%%

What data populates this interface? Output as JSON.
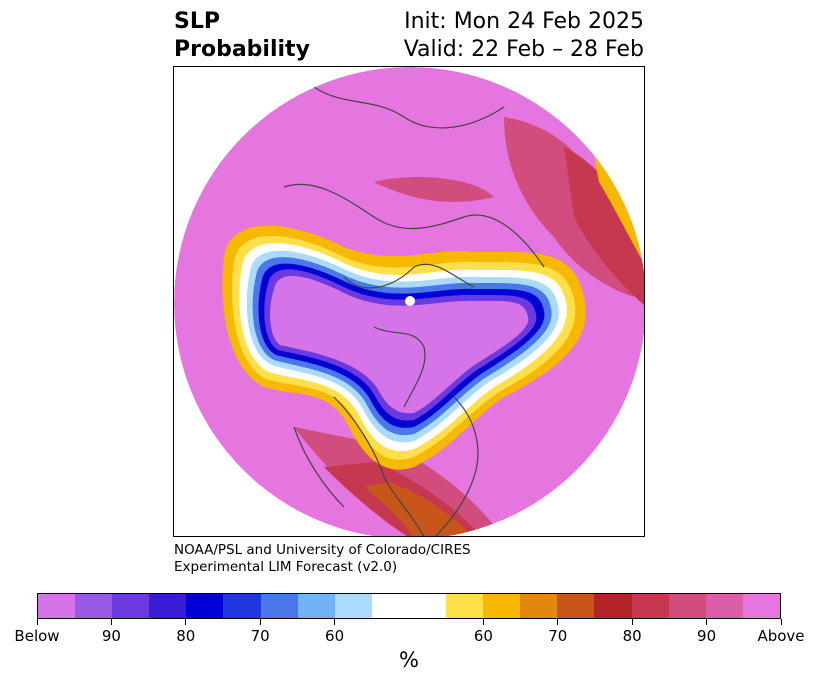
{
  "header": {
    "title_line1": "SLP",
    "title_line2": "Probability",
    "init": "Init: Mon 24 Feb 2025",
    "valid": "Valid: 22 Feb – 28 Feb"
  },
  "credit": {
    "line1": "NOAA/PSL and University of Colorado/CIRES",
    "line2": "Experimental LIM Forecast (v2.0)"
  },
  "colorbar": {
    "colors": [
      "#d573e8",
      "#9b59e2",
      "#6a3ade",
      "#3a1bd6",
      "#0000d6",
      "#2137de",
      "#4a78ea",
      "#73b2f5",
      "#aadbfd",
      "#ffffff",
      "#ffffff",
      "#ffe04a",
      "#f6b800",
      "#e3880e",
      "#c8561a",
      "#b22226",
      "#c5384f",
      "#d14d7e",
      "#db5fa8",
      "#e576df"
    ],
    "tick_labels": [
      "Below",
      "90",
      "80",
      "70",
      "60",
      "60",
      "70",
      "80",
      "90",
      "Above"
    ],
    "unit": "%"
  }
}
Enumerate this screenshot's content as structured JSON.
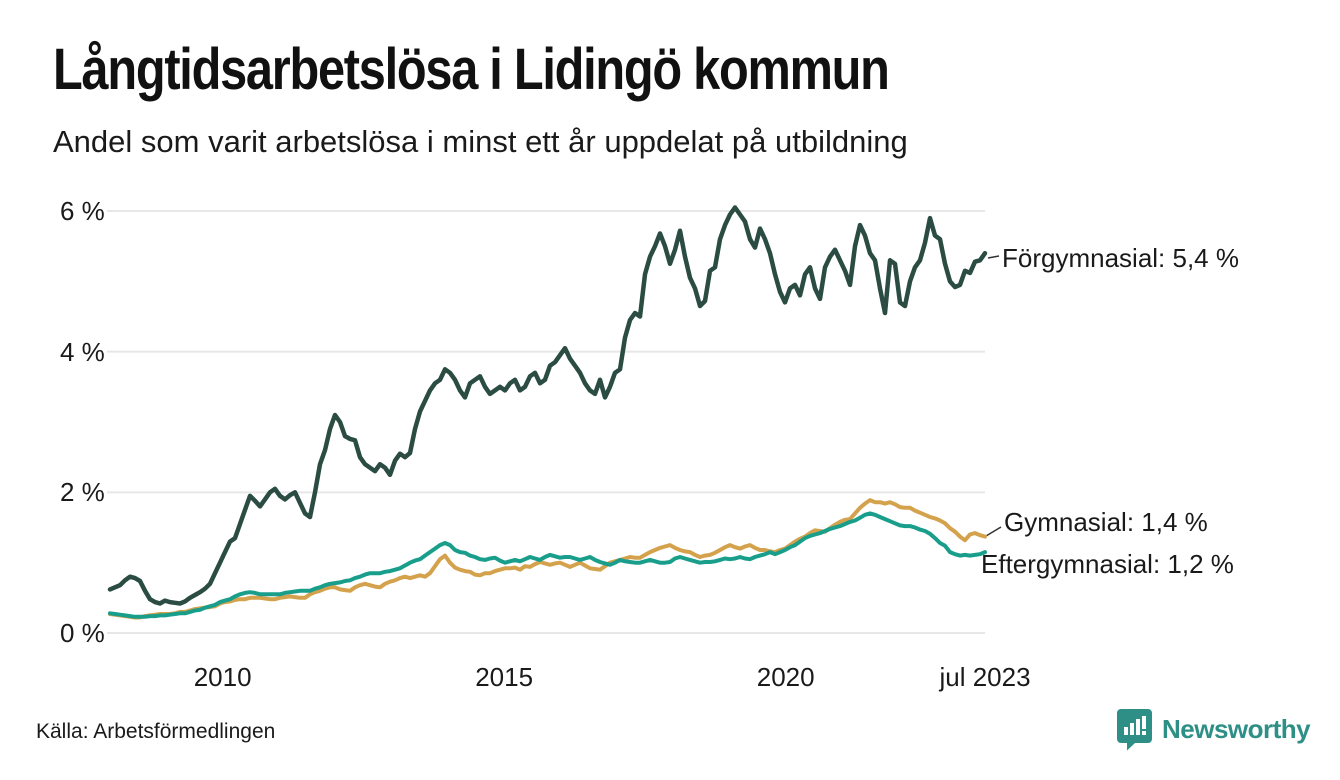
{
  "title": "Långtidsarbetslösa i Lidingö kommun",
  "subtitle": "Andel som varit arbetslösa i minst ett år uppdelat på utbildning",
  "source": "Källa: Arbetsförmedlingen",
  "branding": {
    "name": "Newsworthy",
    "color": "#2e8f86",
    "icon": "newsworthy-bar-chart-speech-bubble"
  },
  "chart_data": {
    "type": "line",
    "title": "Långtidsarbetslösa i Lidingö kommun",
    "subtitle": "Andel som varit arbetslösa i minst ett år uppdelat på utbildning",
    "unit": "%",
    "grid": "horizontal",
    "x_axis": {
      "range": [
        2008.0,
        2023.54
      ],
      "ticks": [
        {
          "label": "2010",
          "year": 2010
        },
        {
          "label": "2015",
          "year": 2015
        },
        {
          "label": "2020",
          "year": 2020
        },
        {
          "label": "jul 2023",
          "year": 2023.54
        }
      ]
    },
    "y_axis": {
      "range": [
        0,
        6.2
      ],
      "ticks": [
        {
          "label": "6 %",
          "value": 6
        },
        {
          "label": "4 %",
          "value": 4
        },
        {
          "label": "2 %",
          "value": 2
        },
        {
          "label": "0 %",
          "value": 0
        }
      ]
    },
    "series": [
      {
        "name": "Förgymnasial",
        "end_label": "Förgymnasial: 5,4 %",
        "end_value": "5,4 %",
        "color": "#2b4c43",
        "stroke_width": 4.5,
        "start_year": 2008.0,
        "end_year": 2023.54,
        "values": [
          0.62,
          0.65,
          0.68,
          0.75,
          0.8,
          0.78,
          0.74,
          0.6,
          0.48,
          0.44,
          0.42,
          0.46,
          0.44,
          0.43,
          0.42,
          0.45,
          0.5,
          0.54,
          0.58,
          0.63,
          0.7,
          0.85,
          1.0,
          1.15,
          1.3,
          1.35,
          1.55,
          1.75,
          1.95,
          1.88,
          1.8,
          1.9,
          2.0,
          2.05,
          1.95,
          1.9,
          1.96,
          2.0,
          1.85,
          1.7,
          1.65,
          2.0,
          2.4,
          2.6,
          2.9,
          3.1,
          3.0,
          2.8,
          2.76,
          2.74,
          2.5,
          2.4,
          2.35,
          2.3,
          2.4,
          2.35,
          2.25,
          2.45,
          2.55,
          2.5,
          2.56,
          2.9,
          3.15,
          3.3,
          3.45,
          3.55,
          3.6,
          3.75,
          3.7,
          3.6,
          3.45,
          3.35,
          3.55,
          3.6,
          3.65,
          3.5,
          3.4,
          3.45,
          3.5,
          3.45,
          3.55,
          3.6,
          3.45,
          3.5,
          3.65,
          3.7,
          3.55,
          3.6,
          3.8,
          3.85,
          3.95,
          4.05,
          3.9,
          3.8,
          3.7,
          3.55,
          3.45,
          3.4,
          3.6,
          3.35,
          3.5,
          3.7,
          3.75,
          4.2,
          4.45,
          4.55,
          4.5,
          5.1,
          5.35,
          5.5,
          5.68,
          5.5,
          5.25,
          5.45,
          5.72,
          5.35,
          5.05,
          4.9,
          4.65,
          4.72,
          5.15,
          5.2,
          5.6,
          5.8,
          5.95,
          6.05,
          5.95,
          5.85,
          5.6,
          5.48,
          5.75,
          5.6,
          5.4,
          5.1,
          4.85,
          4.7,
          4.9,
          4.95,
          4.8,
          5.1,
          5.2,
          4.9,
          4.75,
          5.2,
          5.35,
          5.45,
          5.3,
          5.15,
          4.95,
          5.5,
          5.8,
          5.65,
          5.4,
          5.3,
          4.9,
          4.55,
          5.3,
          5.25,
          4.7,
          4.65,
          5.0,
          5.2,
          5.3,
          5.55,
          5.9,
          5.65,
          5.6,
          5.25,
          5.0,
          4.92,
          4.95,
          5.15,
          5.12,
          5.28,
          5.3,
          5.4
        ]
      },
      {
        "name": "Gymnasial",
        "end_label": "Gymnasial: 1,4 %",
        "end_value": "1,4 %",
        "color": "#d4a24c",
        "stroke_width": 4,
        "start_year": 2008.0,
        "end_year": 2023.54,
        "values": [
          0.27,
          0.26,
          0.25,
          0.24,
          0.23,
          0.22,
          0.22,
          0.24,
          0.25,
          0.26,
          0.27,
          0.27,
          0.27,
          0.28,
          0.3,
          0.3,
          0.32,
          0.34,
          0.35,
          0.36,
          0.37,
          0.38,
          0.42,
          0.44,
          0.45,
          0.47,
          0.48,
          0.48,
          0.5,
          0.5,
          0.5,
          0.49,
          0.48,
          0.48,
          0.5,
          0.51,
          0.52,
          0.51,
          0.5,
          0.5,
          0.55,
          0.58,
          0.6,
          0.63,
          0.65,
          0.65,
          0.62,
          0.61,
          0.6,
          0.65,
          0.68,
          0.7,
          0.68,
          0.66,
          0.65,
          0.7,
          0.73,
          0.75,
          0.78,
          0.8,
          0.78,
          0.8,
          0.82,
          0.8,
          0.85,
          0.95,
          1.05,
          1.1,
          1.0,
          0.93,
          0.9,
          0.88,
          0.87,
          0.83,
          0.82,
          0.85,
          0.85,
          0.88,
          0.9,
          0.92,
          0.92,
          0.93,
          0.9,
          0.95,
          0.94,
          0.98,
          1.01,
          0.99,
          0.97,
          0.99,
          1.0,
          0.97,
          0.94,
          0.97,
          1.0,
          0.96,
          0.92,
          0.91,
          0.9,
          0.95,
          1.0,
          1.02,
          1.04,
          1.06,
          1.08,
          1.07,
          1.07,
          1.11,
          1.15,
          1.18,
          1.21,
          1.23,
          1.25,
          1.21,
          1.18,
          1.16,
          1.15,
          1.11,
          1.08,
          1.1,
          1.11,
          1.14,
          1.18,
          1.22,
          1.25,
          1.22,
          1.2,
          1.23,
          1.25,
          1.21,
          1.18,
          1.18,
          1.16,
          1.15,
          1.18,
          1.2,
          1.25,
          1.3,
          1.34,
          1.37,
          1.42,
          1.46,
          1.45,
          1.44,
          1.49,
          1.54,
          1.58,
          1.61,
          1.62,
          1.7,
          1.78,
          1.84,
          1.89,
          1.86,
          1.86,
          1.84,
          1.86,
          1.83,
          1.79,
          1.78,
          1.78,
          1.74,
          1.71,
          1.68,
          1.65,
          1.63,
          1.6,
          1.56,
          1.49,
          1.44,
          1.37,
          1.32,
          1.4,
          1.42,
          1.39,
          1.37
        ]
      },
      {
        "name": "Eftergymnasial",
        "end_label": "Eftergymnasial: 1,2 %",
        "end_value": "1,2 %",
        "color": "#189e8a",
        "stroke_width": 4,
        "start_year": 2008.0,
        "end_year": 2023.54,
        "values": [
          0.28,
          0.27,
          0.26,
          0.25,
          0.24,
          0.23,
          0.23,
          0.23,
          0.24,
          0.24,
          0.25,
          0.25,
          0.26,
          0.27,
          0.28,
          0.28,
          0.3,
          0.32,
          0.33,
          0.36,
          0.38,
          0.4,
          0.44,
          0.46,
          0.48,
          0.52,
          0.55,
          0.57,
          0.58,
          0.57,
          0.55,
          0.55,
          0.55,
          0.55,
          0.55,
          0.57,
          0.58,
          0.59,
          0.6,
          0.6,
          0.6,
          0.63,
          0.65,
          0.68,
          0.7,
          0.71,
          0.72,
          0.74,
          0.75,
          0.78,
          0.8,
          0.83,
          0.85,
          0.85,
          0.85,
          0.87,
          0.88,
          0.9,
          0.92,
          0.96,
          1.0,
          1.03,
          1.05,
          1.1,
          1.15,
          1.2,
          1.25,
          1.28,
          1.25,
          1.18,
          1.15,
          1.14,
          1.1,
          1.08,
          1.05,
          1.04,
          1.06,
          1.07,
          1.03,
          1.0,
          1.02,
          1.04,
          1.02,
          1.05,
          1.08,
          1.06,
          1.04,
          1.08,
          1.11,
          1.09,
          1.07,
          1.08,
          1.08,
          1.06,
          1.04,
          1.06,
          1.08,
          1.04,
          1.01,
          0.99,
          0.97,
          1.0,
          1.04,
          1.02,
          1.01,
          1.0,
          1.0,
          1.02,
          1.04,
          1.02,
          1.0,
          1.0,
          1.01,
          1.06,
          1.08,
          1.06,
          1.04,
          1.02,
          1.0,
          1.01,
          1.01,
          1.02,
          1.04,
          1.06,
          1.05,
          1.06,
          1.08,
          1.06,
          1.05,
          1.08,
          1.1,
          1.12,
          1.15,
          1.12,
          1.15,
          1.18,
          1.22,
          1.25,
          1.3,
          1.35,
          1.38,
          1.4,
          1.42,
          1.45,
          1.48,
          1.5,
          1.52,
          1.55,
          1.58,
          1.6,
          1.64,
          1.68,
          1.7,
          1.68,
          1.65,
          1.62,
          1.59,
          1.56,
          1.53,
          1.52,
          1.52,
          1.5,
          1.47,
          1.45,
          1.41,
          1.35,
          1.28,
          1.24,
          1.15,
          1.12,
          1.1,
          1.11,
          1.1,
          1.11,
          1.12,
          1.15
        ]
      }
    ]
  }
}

%%

Exercise task
Determine how many lines of this listing contain "uppdelat", and give only the number.

Response to the exercise
2